▸ Requirement a
Transcribe the rows below verbatim, starting at the beginning of the rows and ending with the line that contains "- x-tick-label: 2019: [1964, 1418, 2043, 1454]", including that line.
* Start Given text *
For more information, check out my longest (and first) review about Printful

As such, I believe my thoughts on this platform will be the most brutally honest out of any reviews you can find.

As always, I’ll try to keep it brief and practical! However, actually using multiple POD (print-on-demand) platforms on multiple large webshops that I custom-built myself … is bound to give me a lot of nitty-gritty in-depth experience with every part of it. And I don’t want to leave anything out.

My small Dutch webshop, which was always meant as a “small first step” anyway, has since been removed. All its products moved to my bigger store!

What is Spreadconnect?

For a start, it is not the same thing as Spreadshirt/Spreadshop, though they are obviously part of the same general organization.

Spreadshirt/Spreadshop is an online store by itself. When you make an account there, you can design products and let them host your website or display the products in their marketplace. It’s meant for people who don’t want to (or can’t) host their own website or store.

Spreadconnect is a print-on-demand platform. You still need your own storefront (such as Shopify, Etsy, WooCommerce). Within Spreadconnect, you merely design your products and then send them to your integration. They handle all the production and shipping, while you must handle the rest.

It’s one of the smaller players in this field. Many articles don’t even mention it. Then why did I try them? What’s different?

First of all, they are more local. Based in Germany, they have excellent coverage for any shipping zone I want to support on my Dutch webshop. It also means there’s no mismatch between our European rules, currencies and way of doing things and that of American companies.

For example, some of those (American) POD platforms only support pricing and costs in DOLLARS. Which is incredibly annoying, because all my finances (and experience with pricing) is in EUROS. So it takes me a lot more effort to use that platform, every step of the way, while always at risk of making some financial blunder because I forgot to convert currencies.
* End Given text *
* Start Given data *
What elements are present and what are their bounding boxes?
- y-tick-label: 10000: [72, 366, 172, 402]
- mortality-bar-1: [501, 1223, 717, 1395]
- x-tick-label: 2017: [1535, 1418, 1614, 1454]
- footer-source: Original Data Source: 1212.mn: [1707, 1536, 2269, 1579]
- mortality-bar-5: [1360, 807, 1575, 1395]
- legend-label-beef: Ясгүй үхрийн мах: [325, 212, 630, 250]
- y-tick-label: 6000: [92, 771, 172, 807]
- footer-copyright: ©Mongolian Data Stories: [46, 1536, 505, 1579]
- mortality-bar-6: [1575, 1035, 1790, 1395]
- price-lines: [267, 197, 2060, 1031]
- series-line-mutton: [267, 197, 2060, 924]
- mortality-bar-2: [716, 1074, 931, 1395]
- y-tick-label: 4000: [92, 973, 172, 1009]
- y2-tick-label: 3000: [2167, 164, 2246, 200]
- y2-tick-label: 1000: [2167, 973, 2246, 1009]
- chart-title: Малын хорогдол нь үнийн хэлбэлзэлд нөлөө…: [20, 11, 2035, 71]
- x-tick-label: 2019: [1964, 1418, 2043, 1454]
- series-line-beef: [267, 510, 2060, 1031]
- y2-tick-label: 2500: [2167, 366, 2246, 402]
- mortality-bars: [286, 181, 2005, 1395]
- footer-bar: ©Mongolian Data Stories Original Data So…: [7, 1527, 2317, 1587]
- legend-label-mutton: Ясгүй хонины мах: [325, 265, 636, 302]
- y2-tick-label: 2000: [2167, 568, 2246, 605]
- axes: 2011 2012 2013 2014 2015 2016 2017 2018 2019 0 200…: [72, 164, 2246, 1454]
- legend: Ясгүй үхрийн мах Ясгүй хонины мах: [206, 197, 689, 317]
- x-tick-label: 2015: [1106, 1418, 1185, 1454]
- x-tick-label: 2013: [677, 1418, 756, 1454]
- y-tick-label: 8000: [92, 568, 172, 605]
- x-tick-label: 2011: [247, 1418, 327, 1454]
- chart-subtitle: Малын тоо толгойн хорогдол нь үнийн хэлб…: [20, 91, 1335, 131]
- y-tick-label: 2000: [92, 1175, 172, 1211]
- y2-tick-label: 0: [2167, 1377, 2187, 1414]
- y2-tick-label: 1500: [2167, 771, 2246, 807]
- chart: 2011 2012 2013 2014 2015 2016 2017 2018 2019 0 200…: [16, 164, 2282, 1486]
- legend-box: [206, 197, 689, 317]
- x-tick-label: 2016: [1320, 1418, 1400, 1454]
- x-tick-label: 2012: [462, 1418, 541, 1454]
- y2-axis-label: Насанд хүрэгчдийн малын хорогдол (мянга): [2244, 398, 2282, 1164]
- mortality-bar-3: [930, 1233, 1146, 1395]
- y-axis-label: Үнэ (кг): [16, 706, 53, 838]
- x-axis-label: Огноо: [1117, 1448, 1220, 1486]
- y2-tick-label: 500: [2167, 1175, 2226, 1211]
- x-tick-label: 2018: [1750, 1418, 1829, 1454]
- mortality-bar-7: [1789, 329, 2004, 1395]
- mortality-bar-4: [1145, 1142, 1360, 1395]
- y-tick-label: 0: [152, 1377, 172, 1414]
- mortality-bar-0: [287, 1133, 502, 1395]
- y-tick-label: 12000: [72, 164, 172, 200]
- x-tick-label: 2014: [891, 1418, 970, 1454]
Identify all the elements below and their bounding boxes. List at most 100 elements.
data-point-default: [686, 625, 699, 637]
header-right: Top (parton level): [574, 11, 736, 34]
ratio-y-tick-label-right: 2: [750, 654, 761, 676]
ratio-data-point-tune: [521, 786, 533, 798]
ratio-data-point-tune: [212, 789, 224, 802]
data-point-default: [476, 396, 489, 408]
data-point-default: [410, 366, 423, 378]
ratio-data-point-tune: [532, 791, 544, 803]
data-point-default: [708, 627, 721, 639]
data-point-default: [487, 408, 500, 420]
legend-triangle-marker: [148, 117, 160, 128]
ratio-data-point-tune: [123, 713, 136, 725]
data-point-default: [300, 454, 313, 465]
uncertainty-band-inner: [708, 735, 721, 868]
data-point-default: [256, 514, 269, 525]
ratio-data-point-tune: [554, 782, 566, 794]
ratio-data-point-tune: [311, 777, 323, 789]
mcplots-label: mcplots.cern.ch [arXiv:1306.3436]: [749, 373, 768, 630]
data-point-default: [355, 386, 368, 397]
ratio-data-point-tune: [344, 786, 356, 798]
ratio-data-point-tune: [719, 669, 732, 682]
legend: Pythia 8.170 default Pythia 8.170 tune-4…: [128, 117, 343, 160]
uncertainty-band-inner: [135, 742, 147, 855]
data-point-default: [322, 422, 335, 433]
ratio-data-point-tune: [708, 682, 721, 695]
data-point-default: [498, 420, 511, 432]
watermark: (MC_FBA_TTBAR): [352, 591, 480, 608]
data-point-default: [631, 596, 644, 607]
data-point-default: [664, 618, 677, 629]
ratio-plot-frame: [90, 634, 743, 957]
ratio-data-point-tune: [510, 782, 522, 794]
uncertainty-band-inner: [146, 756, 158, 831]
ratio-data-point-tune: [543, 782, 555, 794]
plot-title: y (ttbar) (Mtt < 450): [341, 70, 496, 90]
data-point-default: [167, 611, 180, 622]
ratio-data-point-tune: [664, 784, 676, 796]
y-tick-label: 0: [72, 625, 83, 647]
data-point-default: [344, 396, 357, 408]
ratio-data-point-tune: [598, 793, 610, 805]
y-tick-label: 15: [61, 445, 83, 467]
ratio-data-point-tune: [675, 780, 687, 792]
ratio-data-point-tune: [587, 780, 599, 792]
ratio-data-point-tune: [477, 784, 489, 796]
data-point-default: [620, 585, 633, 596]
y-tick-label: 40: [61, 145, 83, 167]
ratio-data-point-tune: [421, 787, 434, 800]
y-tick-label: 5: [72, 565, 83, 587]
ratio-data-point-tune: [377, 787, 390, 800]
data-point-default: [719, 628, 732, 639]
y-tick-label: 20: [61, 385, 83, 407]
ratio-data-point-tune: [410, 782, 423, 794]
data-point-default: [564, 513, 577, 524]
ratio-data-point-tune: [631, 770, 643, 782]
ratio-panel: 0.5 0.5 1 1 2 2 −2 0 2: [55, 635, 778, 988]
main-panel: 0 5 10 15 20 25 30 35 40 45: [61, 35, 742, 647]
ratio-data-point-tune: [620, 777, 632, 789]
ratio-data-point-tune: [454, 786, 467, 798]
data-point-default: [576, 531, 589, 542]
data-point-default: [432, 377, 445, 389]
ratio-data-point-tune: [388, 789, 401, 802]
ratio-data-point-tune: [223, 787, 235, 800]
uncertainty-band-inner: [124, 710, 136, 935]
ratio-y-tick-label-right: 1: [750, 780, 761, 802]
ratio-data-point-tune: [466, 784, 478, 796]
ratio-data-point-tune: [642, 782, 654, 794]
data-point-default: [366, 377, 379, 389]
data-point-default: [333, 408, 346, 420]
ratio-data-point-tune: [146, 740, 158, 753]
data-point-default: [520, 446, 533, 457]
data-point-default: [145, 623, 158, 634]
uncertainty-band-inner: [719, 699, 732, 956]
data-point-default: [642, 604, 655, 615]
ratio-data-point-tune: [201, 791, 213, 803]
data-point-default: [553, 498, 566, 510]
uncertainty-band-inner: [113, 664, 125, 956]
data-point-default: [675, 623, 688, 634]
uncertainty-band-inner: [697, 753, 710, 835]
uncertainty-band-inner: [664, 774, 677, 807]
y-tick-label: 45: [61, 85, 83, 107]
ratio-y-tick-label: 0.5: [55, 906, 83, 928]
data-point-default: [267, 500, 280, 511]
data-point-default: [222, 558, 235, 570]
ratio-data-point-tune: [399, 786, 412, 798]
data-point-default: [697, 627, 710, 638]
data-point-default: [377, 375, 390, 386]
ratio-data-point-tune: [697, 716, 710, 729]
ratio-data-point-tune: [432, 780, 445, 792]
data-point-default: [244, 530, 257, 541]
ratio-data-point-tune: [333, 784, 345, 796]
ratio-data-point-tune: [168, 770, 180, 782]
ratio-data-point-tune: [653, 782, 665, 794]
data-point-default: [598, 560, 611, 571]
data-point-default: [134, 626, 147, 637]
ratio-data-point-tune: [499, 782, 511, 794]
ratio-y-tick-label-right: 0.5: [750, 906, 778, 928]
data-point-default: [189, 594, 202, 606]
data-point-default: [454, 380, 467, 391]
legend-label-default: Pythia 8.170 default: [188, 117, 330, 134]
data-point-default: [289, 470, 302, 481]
* End Given data *
▸ Requirement b
Rewrite the passage of the Spreadconnect review above from "For more information, check" to "my bigger store!", swapping "nitty-gritty" for "detailed".

▸ Full output a
What elements are present and what are their bounding boxes?
- y-tick-label: 10000: [72, 366, 172, 402]
- mortality-bar-1: [501, 1223, 717, 1395]
- x-tick-label: 2017: [1535, 1418, 1614, 1454]
- footer-source: Original Data Source: 1212.mn: [1707, 1536, 2269, 1579]
- mortality-bar-5: [1360, 807, 1575, 1395]
- legend-label-beef: Ясгүй үхрийн мах: [325, 212, 630, 250]
- y-tick-label: 6000: [92, 771, 172, 807]
- footer-copyright: ©Mongolian Data Stories: [46, 1536, 505, 1579]
- mortality-bar-6: [1575, 1035, 1790, 1395]
- price-lines: [267, 197, 2060, 1031]
- series-line-mutton: [267, 197, 2060, 924]
- mortality-bar-2: [716, 1074, 931, 1395]
- y-tick-label: 4000: [92, 973, 172, 1009]
- y2-tick-label: 3000: [2167, 164, 2246, 200]
- y2-tick-label: 1000: [2167, 973, 2246, 1009]
- chart-title: Малын хорогдол нь үнийн хэлбэлзэлд нөлөө…: [20, 11, 2035, 71]
- x-tick-label: 2019: [1964, 1418, 2043, 1454]

▸ Full output b
For more information, check out my longest (and first) review about Printful

As such, I believe my thoughts on this platform will be the most brutally honest out of any reviews you can find.

As always, I’ll try to keep it brief and practical! However, actually using multiple POD (print-on-demand) platforms on multiple large webshops that I custom-built myself … is bound to give me a lot of detailed in-depth experience with every part of it. And I don’t want to leave anything out.

My small Dutch webshop, which was always meant as a “small first step” anyway, has since been removed. All its products moved to my bigger store!